_Written request_
Repeat, exactly and completely, the material that follows. Omit the pictures.

***** Record list *****

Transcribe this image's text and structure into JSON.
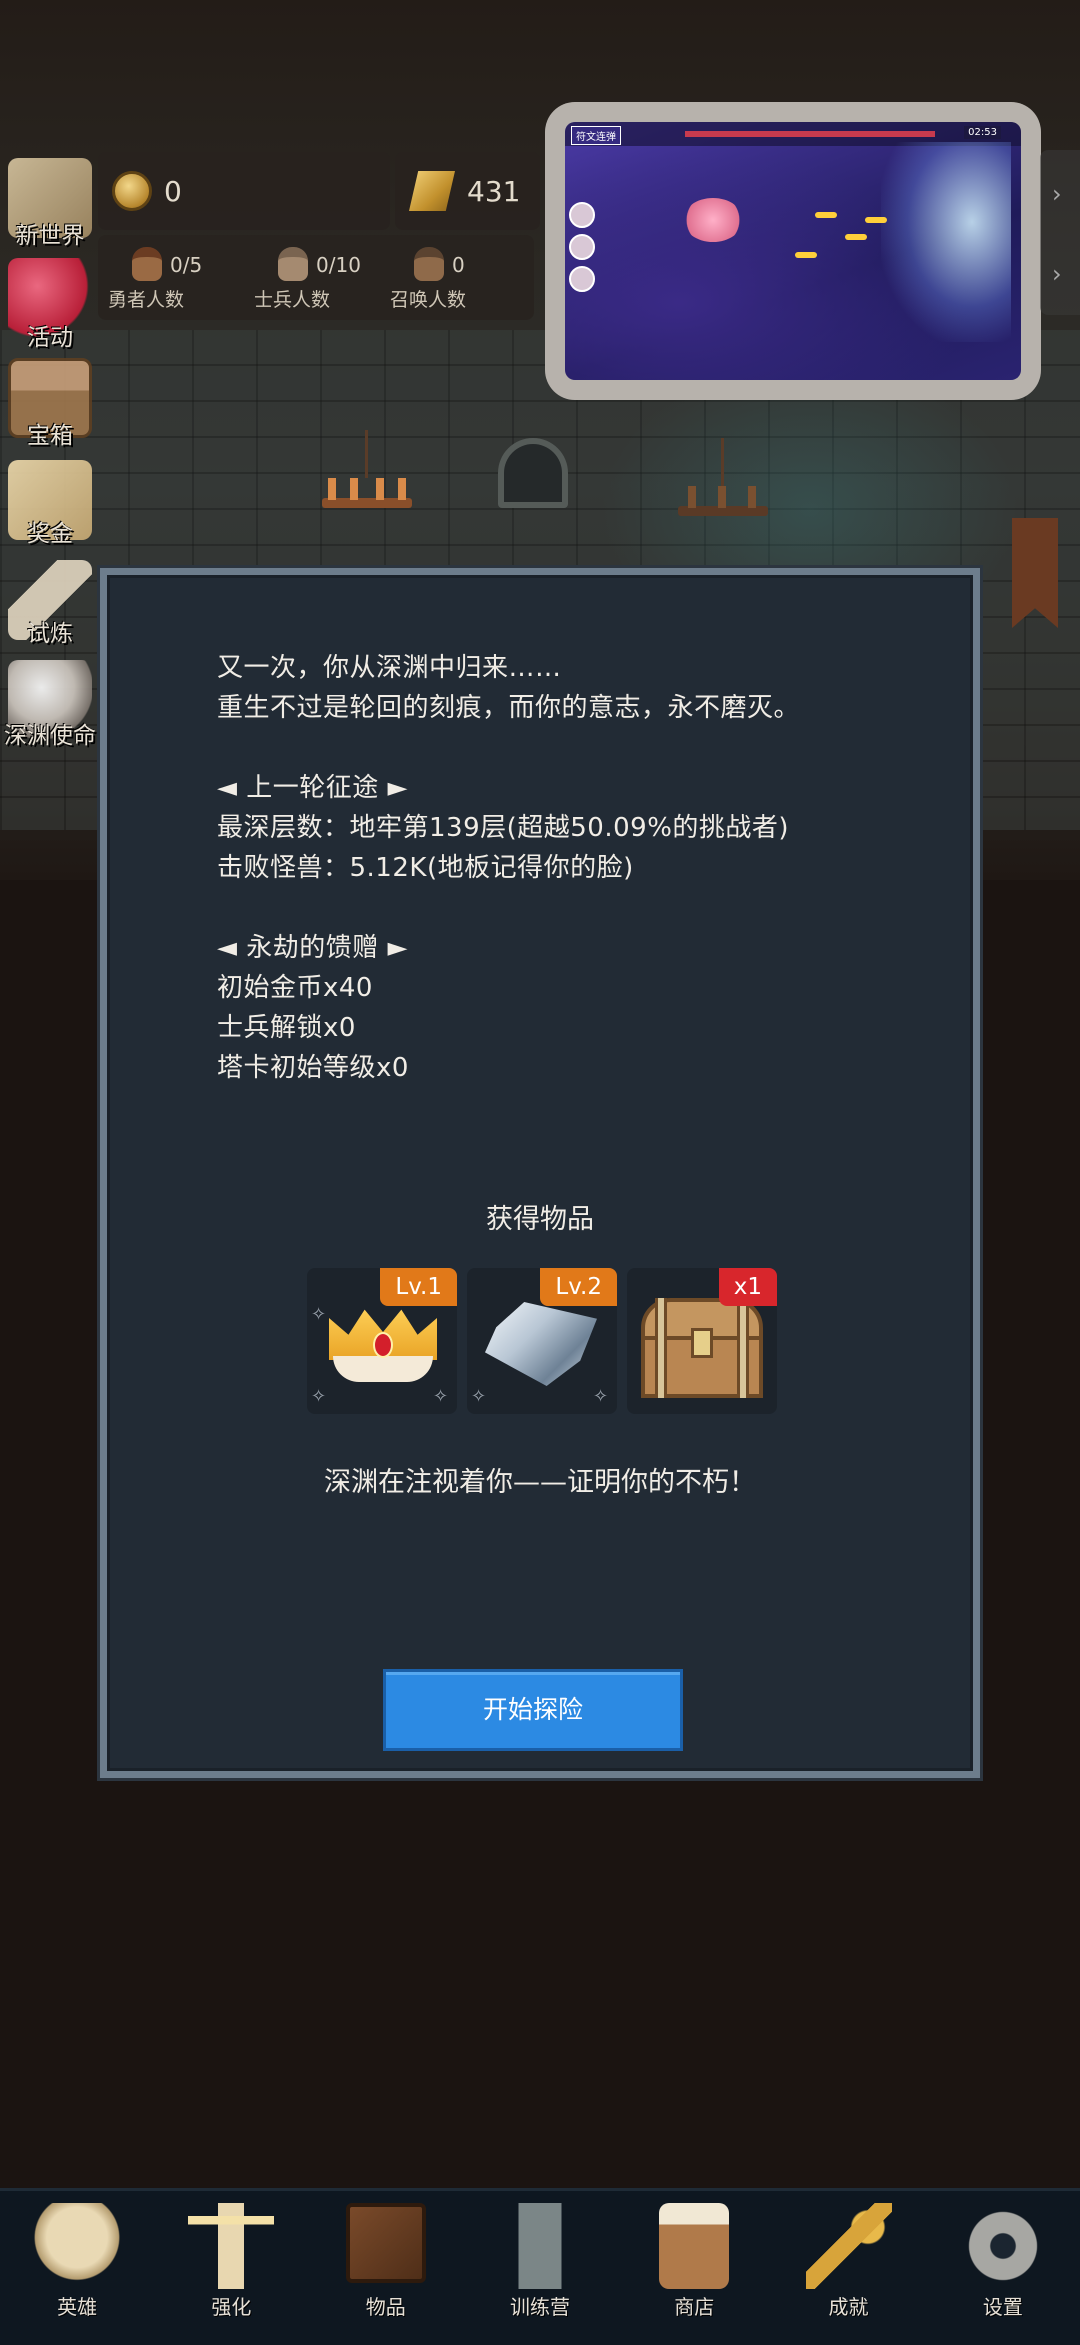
{
  "resources": {
    "gold": "0",
    "bars": "431"
  },
  "counts": [
    {
      "value": "0/5",
      "label": "勇者人数"
    },
    {
      "value": "0/10",
      "label": "士兵人数"
    },
    {
      "value": "0",
      "label": "召唤人数"
    }
  ],
  "side_menu": [
    {
      "label": "新世界",
      "icon": "map-scroll-icon"
    },
    {
      "label": "活动",
      "icon": "heart-icon"
    },
    {
      "label": "宝箱",
      "icon": "chest-icon"
    },
    {
      "label": "奖金",
      "icon": "envelope-icon"
    },
    {
      "label": "试炼",
      "icon": "feather-icon"
    },
    {
      "label": "深渊使命",
      "icon": "pearl-icon"
    }
  ],
  "video": {
    "tag": "符文连弹",
    "time": "02:53"
  },
  "dialog": {
    "lines": [
      "又一次，你从深渊中归来……",
      "重生不过是轮回的刻痕，而你的意志，永不磨灭。",
      "◄ 上一轮征途 ►",
      "最深层数：地牢第139层(超越50.09%的挑战者)",
      "击败怪兽：5.12K(地板记得你的脸)",
      "◄ 永劫的馈赠 ►",
      "初始金币x40",
      "士兵解锁x0",
      "塔卡初始等级x0"
    ],
    "reward_title": "获得物品",
    "items": [
      {
        "name": "crown",
        "badge": "Lv.1",
        "badge_color": "#e17919"
      },
      {
        "name": "diamond",
        "badge": "Lv.2",
        "badge_color": "#e17919"
      },
      {
        "name": "chest",
        "badge": "x1",
        "badge_color": "#d8262c"
      }
    ],
    "slogan": "深渊在注视着你——证明你的不朽！",
    "start_button": "开始探险"
  },
  "nav": [
    {
      "label": "英雄",
      "icon": "skull-icon"
    },
    {
      "label": "强化",
      "icon": "candle-icon"
    },
    {
      "label": "物品",
      "icon": "book-icon"
    },
    {
      "label": "训练营",
      "icon": "lantern-icon"
    },
    {
      "label": "商店",
      "icon": "mug-icon"
    },
    {
      "label": "成就",
      "icon": "key-icon"
    },
    {
      "label": "设置",
      "icon": "gear-icon"
    }
  ],
  "colors": {
    "accent_button": "#2c8ae3",
    "badge_orange": "#e17919",
    "badge_red": "#d8262c",
    "dialog_bg": "#222b35"
  }
}
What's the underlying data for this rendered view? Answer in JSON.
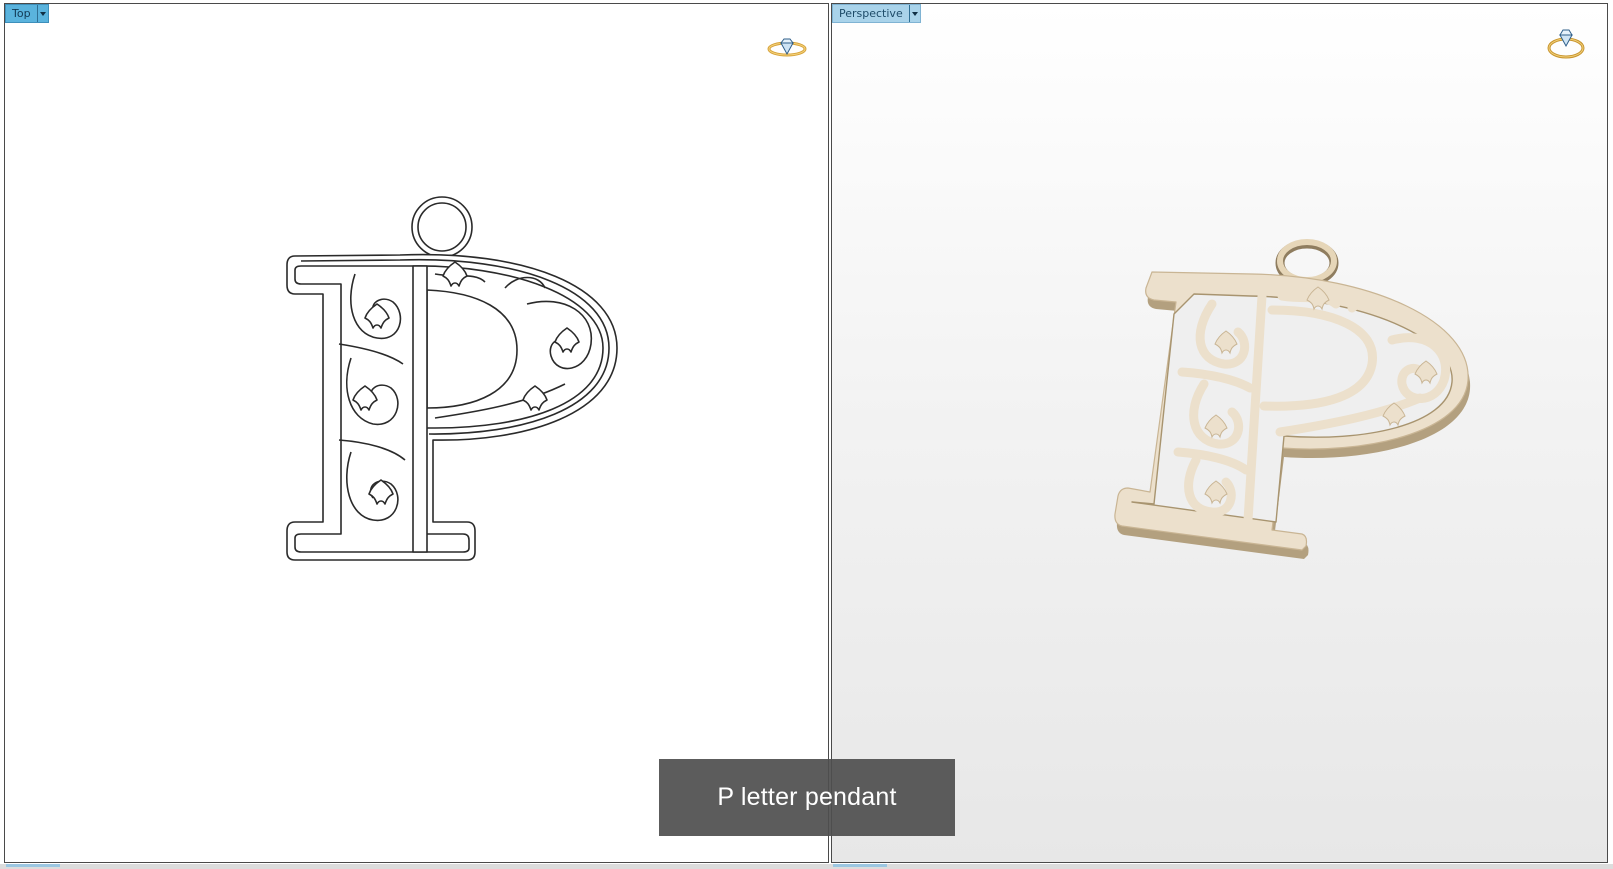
{
  "viewports": {
    "top": {
      "label": "Top",
      "menu_icon": "chevron-down-icon",
      "badge_icon": "ring-diamond-icon",
      "shading": "wireframe"
    },
    "perspective": {
      "label": "Perspective",
      "menu_icon": "chevron-down-icon",
      "badge_icon": "ring-diamond-icon",
      "shading": "rendered"
    }
  },
  "caption": {
    "text": "P letter pendant"
  },
  "colors": {
    "tab_active": "#5ab3dd",
    "tab_inactive": "#a9d3ea",
    "model_gold": "#ece0cc",
    "model_gold_edge": "#b3a07f",
    "caption_bg": "#4e4e4e"
  }
}
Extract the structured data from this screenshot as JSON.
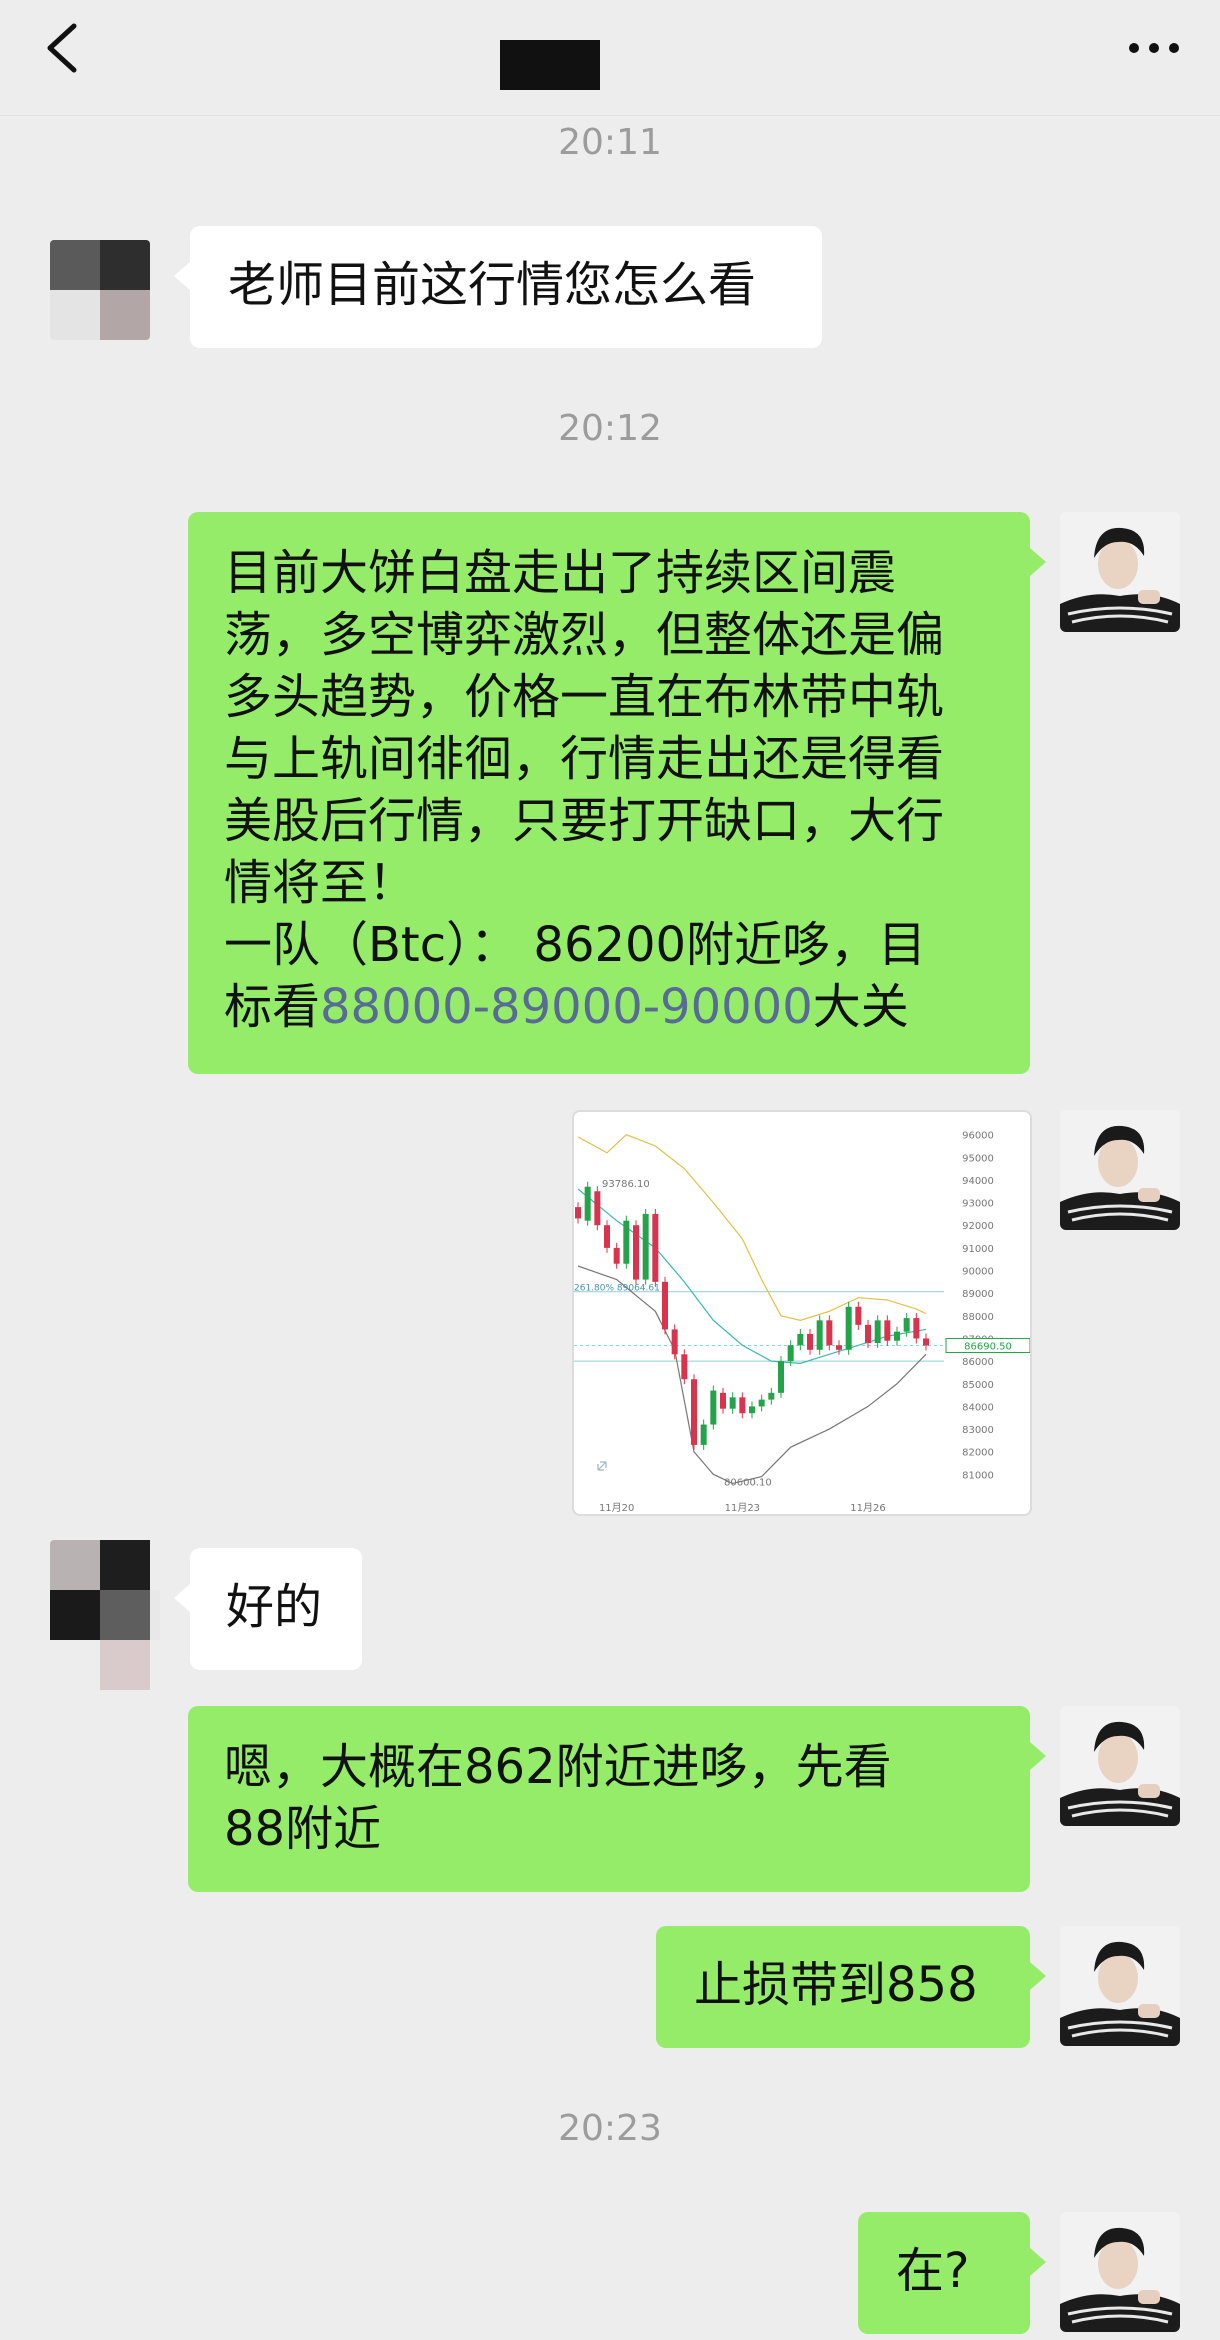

*****

_The reply_
Transcribe this image's text and structure into JSON.
{
  "resources": {
    "gold": "0",
    "bars": "431"
  },
  "counts": [
    {
      "value": "0/5",
      "label": "勇者人数"
    },
    {
      "value": "0/10",
      "label": "士兵人数"
    },
    {
      "value": "0",
      "label": "召唤人数"
    }
  ],
  "side_menu": [
    {
      "label": "新世界",
      "icon": "map-scroll-icon"
    },
    {
      "label": "活动",
      "icon": "heart-icon"
    },
    {
      "label": "宝箱",
      "icon": "chest-icon"
    },
    {
      "label": "奖金",
      "icon": "envelope-icon"
    },
    {
      "label": "试炼",
      "icon": "feather-icon"
    },
    {
      "label": "深渊使命",
      "icon": "pearl-icon"
    }
  ],
  "video": {
    "tag": "符文连弹",
    "time": "02:53"
  },
  "dialog": {
    "lines": [
      "又一次，你从深渊中归来……",
      "重生不过是轮回的刻痕，而你的意志，永不磨灭。",
      "◄ 上一轮征途 ►",
      "最深层数：地牢第139层(超越50.09%的挑战者)",
      "击败怪兽：5.12K(地板记得你的脸)",
      "◄ 永劫的馈赠 ►",
      "初始金币x40",
      "士兵解锁x0",
      "塔卡初始等级x0"
    ],
    "reward_title": "获得物品",
    "items": [
      {
        "name": "crown",
        "badge": "Lv.1",
        "badge_color": "#e17919"
      },
      {
        "name": "diamond",
        "badge": "Lv.2",
        "badge_color": "#e17919"
      },
      {
        "name": "chest",
        "badge": "x1",
        "badge_color": "#d8262c"
      }
    ],
    "slogan": "深渊在注视着你——证明你的不朽！",
    "start_button": "开始探险"
  },
  "nav": [
    {
      "label": "英雄",
      "icon": "skull-icon"
    },
    {
      "label": "强化",
      "icon": "candle-icon"
    },
    {
      "label": "物品",
      "icon": "book-icon"
    },
    {
      "label": "训练营",
      "icon": "lantern-icon"
    },
    {
      "label": "商店",
      "icon": "mug-icon"
    },
    {
      "label": "成就",
      "icon": "key-icon"
    },
    {
      "label": "设置",
      "icon": "gear-icon"
    }
  ],
  "colors": {
    "accent_button": "#2c8ae3",
    "badge_orange": "#e17919",
    "badge_red": "#d8262c",
    "dialog_bg": "#222b35"
  }
}
What's the underlying data for this rendered view? Answer in JSON.
{
  "viewports": {
    "top": {
      "label": "Top",
      "menu_icon": "chevron-down-icon",
      "badge_icon": "ring-diamond-icon",
      "shading": "wireframe"
    },
    "perspective": {
      "label": "Perspective",
      "menu_icon": "chevron-down-icon",
      "badge_icon": "ring-diamond-icon",
      "shading": "rendered"
    }
  },
  "caption": {
    "text": "P letter pendant"
  },
  "colors": {
    "tab_active": "#5ab3dd",
    "tab_inactive": "#a9d3ea",
    "model_gold": "#ece0cc",
    "model_gold_edge": "#b3a07f",
    "caption_bg": "#4e4e4e"
  }
}
Extract the structured data from this screenshot as JSON.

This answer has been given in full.